# [RECORD EXCERPTS]
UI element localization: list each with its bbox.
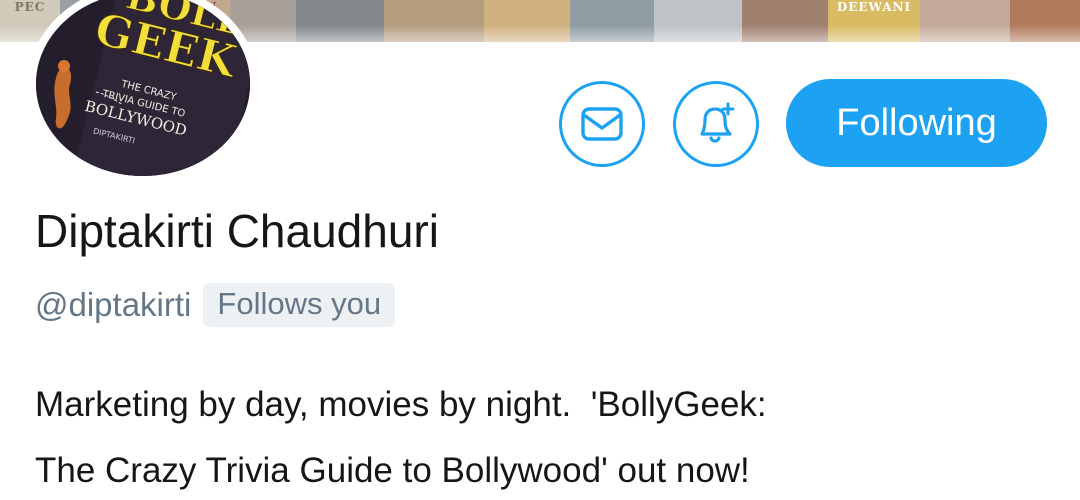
following-button[interactable]: Following xyxy=(786,79,1047,167)
bell-plus-icon xyxy=(700,102,735,143)
book-cover-art: BOLLY GEEK THE CRAZY TRIVIA GUIDE TO BOL… xyxy=(36,0,250,176)
banner-poster xyxy=(384,0,484,42)
banner-poster-text: DEEWANI xyxy=(836,0,912,14)
banner-poster xyxy=(570,0,654,42)
notifications-button[interactable] xyxy=(673,81,759,167)
user-handle[interactable]: @diptakirti xyxy=(35,286,191,324)
banner-poster-text: PEC xyxy=(14,0,46,14)
avatar-image: BOLLY GEEK THE CRAZY TRIVIA GUIDE TO BOL… xyxy=(36,0,250,176)
envelope-icon xyxy=(581,107,623,141)
banner-poster xyxy=(920,0,1010,42)
message-button[interactable] xyxy=(559,81,645,167)
banner-poster xyxy=(484,0,570,42)
follows-you-badge: Follows you xyxy=(203,283,396,327)
banner-poster: DEEWANI xyxy=(828,0,920,42)
profile-page: PECSULTANDEEWANI BOLLY GEEK THE CRAZY TR… xyxy=(0,0,1080,500)
bio-line: The Crazy Trivia Guide to Bollywood' out… xyxy=(35,451,750,490)
handle-row: @diptakirti Follows you xyxy=(35,282,396,328)
bio-line: Marketing by day, movies by night. 'Boll… xyxy=(35,385,767,424)
banner-poster xyxy=(654,0,742,42)
banner-poster xyxy=(742,0,828,42)
banner-poster xyxy=(296,0,384,42)
avatar[interactable]: BOLLY GEEK THE CRAZY TRIVIA GUIDE TO BOL… xyxy=(28,0,258,184)
display-name: Diptakirti Chaudhuri xyxy=(35,205,439,257)
banner-poster xyxy=(1010,0,1080,42)
profile-bio: Marketing by day, movies by night. 'Boll… xyxy=(35,372,1045,500)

# [EXERCISE DESCRIPTION]
Pull out every line of the records above that contains the string "icon", treating uppercase and lowercase letters as different.

# [IN RESPONSE]
bell-plus-icon xyxy=(700,102,735,143)
envelope-icon xyxy=(581,107,623,141)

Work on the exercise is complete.